◆ Short problem: Print the data exactly, leaving nothing out.

◆ Data records:
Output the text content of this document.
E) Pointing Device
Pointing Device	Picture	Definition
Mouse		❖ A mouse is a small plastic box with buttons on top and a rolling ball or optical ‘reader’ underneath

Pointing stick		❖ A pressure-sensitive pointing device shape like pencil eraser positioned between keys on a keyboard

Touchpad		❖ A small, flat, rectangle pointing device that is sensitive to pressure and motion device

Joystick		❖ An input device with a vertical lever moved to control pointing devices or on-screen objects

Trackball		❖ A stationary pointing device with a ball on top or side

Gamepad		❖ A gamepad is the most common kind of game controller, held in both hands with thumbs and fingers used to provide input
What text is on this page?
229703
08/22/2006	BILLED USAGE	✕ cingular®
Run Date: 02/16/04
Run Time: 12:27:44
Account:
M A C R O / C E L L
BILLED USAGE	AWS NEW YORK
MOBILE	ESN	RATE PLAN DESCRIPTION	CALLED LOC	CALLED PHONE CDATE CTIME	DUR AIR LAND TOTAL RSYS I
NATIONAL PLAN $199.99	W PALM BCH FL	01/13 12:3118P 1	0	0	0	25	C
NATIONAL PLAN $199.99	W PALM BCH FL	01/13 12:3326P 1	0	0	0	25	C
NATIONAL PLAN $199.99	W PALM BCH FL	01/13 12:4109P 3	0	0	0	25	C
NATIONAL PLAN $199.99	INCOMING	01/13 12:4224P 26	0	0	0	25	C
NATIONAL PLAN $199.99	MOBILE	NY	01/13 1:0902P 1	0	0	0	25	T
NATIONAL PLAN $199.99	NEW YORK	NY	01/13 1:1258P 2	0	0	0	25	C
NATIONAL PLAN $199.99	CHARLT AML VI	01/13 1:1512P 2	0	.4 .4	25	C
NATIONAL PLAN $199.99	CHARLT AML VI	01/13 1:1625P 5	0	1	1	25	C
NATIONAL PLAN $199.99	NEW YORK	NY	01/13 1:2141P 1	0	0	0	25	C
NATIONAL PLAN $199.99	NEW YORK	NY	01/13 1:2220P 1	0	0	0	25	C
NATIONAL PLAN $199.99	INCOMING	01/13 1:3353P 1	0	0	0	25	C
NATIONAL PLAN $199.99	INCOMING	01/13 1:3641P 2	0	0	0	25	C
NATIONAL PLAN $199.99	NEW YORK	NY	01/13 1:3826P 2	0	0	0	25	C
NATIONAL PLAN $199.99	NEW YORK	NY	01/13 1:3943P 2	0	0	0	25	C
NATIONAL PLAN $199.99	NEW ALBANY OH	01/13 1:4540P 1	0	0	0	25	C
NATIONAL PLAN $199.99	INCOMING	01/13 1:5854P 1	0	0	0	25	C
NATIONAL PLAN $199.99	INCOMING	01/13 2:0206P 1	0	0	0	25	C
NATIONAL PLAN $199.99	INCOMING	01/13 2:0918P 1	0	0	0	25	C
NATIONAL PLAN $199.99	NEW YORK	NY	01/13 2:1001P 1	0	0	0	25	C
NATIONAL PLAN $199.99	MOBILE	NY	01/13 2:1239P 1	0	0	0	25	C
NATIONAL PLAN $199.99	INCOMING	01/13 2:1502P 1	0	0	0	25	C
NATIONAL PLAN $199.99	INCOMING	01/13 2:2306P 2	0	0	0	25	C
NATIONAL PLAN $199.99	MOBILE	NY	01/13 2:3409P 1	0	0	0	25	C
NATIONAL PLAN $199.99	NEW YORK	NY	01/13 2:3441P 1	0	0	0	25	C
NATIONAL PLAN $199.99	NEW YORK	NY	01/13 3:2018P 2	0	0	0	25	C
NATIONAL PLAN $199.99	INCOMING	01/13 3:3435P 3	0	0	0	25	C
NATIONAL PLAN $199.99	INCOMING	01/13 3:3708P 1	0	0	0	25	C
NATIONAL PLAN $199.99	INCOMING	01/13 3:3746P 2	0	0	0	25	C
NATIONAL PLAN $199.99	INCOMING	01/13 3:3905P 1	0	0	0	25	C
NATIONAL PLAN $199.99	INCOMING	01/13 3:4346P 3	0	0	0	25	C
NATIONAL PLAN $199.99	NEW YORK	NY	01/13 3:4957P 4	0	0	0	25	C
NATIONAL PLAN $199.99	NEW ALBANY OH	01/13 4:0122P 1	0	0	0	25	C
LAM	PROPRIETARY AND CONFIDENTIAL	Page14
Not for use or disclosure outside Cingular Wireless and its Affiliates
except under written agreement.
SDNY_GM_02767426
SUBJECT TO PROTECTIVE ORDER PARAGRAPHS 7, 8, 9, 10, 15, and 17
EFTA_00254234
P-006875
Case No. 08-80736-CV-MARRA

◆ Result of this task:
Output the text content of this document.
E) Pointing Device
Pointing Device	Picture	Definition
Mouse		❖ A mouse is a small plastic box with buttons on top and a rolling ball or optical ‘reader’ underneath

Pointing stick		❖ A pressure-sensitive pointing device shape like pencil eraser positioned between keys on a keyboard

Touchpad		❖ A small, flat, rectangle pointing device that is sensitive to pressure and motion device

Joystick		❖ An input device with a vertical lever moved to control pointing devices or on-screen objects

Trackball		❖ A stationary pointing device with a ball on top or side

Gamepad		❖ A gamepad is the most common kind of game controller, held in both hands with thumbs and fingers used to provide input
What text is on this page?
229703
08/22/2006	BILLED USAGE	✕ cingular®
Run Date: 02/16/04
Run Time: 12:27:44
Account:
M A C R O / C E L L
BILLED USAGE	AWS NEW YORK
MOBILE	ESN	RATE PLAN DESCRIPTION	CALLED LOC	CALLED PHONE CDATE CTIME	DUR AIR LAND TOTAL RSYS I
NATIONAL PLAN $199.99	W PALM BCH FL	01/13 12:3118P 1	0	0	0	25	C
NATIONAL PLAN $199.99	W PALM BCH FL	01/13 12:3326P 1	0	0	0	25	C
NATIONAL PLAN $199.99	W PALM BCH FL	01/13 12:4109P 3	0	0	0	25	C
NATIONAL PLAN $199.99	INCOMING	01/13 12:4224P 26	0	0	0	25	C
NATIONAL PLAN $199.99	MOBILE	NY	01/13 1:0902P 1	0	0	0	25	T
NATIONAL PLAN $199.99	NEW YORK	NY	01/13 1:1258P 2	0	0	0	25	C
NATIONAL PLAN $199.99	CHARLT AML VI	01/13 1:1512P 2	0	.4 .4	25	C
NATIONAL PLAN $199.99	CHARLT AML VI	01/13 1:1625P 5	0	1	1	25	C
NATIONAL PLAN $199.99	NEW YORK	NY	01/13 1:2141P 1	0	0	0	25	C
NATIONAL PLAN $199.99	NEW YORK	NY	01/13 1:2220P 1	0	0	0	25	C
NATIONAL PLAN $199.99	INCOMING	01/13 1:3353P 1	0	0	0	25	C
NATIONAL PLAN $199.99	INCOMING	01/13 1:3641P 2	0	0	0	25	C
NATIONAL PLAN $199.99	NEW YORK	NY	01/13 1:3826P 2	0	0	0	25	C
NATIONAL PLAN $199.99	NEW YORK	NY	01/13 1:3943P 2	0	0	0	25	C
NATIONAL PLAN $199.99	NEW ALBANY OH	01/13 1:4540P 1	0	0	0	25	C
NATIONAL PLAN $199.99	INCOMING	01/13 1:5854P 1	0	0	0	25	C
NATIONAL PLAN $199.99	INCOMING	01/13 2:0206P 1	0	0	0	25	C
NATIONAL PLAN $199.99	INCOMING	01/13 2:0918P 1	0	0	0	25	C
NATIONAL PLAN $199.99	NEW YORK	NY	01/13 2:1001P 1	0	0	0	25	C
NATIONAL PLAN $199.99	MOBILE	NY	01/13 2:1239P 1	0	0	0	25	C
NATIONAL PLAN $199.99	INCOMING	01/13 2:1502P 1	0	0	0	25	C
NATIONAL PLAN $199.99	INCOMING	01/13 2:2306P 2	0	0	0	25	C
NATIONAL PLAN $199.99	MOBILE	NY	01/13 2:3409P 1	0	0	0	25	C
NATIONAL PLAN $199.99	NEW YORK	NY	01/13 2:3441P 1	0	0	0	25	C
NATIONAL PLAN $199.99	NEW YORK	NY	01/13 3:2018P 2	0	0	0	25	C
NATIONAL PLAN $199.99	INCOMING	01/13 3:3435P 3	0	0	0	25	C
NATIONAL PLAN $199.99	INCOMING	01/13 3:3708P 1	0	0	0	25	C
NATIONAL PLAN $199.99	INCOMING	01/13 3:3746P 2	0	0	0	25	C
NATIONAL PLAN $199.99	INCOMING	01/13 3:3905P 1	0	0	0	25	C
NATIONAL PLAN $199.99	INCOMING	01/13 3:4346P 3	0	0	0	25	C
NATIONAL PLAN $199.99	NEW YORK	NY	01/13 3:4957P 4	0	0	0	25	C
NATIONAL PLAN $199.99	NEW ALBANY OH	01/13 4:0122P 1	0	0	0	25	C
LAM	PROPRIETARY AND CONFIDENTIAL	Page14
Not for use or disclosure outside Cingular Wireless and its Affiliates
except under written agreement.
SDNY_GM_02767426
SUBJECT TO PROTECTIVE ORDER PARAGRAPHS 7, 8, 9, 10, 15, and 17
EFTA_00254234
P-006875
Case No. 08-80736-CV-MARRA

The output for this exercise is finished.